Pull every line with the word "Охват" out of the entries below.

> **Input records**
——
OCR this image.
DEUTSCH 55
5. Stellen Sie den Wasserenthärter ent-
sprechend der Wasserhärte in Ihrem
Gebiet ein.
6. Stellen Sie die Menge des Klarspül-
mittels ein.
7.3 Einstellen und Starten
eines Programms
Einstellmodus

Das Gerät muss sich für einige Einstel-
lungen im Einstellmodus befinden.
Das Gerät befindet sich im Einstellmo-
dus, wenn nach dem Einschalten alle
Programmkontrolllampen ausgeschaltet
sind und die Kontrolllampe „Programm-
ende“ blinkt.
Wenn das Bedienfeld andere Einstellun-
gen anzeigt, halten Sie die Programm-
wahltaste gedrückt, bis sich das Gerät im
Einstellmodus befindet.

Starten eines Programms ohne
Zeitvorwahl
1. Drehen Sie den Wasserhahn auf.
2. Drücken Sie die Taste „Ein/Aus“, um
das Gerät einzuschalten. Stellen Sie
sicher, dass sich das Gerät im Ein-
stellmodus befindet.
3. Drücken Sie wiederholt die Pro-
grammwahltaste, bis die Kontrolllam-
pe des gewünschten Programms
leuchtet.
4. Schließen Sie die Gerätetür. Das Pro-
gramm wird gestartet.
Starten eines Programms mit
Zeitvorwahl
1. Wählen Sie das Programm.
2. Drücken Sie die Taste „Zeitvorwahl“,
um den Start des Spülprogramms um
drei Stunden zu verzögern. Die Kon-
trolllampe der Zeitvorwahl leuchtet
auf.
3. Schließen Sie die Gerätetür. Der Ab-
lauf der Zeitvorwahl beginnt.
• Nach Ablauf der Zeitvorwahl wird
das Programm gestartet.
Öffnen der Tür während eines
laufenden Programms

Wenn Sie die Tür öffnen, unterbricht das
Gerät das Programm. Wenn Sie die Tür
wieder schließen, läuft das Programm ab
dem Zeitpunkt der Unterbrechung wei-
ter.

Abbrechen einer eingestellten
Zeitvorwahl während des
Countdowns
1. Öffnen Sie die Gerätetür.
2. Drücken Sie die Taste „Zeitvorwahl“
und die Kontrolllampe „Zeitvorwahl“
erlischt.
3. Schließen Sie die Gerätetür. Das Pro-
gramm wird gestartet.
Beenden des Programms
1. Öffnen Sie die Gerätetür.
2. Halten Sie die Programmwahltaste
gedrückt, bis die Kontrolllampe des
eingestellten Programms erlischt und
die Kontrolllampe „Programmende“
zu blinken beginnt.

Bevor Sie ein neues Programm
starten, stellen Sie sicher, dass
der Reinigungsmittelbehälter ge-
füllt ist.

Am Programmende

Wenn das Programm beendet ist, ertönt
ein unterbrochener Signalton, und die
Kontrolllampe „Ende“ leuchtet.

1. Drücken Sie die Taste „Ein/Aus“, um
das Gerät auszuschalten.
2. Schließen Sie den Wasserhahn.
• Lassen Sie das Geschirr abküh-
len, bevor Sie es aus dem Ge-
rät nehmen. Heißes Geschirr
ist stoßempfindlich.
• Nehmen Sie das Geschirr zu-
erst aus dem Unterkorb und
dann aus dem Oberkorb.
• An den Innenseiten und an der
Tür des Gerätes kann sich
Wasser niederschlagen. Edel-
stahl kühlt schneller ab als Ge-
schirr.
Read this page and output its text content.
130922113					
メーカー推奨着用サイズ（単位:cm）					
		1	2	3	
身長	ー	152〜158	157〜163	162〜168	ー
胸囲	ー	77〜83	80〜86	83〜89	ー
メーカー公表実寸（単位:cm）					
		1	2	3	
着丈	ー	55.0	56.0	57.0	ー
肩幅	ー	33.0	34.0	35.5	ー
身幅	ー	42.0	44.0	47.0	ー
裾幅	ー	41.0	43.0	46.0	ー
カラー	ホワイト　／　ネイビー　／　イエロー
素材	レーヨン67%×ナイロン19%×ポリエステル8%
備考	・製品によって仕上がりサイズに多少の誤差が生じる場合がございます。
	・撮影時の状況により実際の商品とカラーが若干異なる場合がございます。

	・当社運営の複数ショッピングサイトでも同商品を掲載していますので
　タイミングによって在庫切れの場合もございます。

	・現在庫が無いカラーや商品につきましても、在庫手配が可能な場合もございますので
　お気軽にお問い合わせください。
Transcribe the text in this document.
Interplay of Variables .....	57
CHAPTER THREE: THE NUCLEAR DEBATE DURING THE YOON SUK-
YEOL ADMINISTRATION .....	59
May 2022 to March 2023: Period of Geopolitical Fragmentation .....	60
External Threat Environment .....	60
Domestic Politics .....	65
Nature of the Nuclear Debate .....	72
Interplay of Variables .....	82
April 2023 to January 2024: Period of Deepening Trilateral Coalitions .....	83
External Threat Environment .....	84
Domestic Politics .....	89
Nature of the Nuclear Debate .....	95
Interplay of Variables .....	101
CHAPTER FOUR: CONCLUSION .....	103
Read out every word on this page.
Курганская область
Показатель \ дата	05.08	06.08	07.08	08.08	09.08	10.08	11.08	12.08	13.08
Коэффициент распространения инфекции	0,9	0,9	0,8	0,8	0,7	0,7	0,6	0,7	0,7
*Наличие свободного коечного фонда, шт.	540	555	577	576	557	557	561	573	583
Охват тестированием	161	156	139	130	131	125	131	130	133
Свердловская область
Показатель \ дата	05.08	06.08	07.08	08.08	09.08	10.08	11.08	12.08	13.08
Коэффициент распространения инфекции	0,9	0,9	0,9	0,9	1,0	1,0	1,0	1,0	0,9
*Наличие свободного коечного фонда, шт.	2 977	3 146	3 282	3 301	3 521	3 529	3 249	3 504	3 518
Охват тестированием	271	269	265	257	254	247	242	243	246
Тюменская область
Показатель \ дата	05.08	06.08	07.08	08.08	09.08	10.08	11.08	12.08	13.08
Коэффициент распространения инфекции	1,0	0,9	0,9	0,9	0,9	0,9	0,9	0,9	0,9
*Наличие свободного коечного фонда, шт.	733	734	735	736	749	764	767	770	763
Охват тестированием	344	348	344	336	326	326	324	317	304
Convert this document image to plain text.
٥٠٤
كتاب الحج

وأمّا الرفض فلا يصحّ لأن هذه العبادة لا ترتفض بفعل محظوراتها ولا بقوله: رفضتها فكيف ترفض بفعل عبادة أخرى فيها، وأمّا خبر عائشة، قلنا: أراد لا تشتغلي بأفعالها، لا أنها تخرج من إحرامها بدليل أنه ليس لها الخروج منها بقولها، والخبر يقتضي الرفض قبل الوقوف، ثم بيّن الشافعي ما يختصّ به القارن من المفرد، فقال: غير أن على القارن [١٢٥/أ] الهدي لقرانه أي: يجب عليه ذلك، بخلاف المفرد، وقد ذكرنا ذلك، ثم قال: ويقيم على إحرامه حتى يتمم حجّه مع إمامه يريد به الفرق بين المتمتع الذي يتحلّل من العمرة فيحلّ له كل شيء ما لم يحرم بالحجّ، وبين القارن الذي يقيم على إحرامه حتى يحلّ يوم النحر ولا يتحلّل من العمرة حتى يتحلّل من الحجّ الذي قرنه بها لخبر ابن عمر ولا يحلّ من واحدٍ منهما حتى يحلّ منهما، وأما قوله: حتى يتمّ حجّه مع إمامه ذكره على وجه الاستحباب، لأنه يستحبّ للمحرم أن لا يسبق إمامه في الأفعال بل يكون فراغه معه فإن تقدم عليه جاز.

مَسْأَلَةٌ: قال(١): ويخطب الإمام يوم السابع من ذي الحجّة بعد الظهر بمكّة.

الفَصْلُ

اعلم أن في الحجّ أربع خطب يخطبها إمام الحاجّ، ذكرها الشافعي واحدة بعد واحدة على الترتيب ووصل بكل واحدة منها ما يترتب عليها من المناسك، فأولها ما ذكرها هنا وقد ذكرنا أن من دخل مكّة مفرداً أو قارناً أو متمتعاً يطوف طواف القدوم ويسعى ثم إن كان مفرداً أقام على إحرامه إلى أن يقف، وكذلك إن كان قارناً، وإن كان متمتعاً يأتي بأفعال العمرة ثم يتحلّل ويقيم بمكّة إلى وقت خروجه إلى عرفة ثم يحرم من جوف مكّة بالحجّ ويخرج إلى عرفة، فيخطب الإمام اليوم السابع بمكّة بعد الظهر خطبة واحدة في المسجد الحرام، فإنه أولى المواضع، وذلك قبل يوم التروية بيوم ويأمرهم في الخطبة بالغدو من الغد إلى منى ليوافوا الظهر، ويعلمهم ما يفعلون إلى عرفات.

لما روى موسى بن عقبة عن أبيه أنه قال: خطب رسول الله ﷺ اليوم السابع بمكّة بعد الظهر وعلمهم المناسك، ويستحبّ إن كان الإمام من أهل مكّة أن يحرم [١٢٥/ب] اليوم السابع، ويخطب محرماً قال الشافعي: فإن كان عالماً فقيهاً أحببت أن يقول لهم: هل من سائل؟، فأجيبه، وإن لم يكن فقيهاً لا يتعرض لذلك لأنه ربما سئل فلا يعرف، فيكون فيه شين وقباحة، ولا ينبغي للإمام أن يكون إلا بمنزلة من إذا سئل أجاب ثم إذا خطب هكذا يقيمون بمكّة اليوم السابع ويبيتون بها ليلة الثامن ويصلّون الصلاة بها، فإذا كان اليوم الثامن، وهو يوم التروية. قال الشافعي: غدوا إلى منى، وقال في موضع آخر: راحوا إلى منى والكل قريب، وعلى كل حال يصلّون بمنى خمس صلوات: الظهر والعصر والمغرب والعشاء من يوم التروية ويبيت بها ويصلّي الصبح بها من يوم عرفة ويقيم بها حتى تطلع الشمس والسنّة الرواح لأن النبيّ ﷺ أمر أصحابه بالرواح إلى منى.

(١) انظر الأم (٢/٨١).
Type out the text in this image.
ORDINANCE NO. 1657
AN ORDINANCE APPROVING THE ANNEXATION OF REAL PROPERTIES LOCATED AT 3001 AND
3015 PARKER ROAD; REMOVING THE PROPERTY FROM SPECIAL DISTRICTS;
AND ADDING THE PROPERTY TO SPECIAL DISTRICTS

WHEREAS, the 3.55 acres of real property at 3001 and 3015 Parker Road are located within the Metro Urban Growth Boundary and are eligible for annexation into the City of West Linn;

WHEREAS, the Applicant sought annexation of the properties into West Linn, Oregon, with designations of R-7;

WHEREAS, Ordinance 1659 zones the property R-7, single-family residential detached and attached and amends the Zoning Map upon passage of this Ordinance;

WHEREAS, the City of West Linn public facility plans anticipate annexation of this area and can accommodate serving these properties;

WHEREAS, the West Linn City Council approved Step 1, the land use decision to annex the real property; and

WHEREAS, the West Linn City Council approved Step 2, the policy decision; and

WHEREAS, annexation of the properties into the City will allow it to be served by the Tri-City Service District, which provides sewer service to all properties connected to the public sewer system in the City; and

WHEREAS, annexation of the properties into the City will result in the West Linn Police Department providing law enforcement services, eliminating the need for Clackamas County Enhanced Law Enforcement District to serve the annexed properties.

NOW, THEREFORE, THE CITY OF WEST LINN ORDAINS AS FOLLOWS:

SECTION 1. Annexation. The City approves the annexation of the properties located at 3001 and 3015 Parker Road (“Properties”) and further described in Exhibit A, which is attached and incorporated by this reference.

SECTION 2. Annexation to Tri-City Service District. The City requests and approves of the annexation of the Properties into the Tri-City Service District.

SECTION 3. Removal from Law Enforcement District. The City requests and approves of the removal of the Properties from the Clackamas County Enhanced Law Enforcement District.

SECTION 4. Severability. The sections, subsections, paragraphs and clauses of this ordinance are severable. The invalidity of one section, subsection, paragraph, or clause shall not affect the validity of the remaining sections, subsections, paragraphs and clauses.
——
> **Answer below**
Охват тестированием	161	156	139	130	131	125	131	130	133
Охват тестированием	271	269	265	257	254	247	242	243	246
Охват тестированием	344	348	344	336	326	326	324	317	304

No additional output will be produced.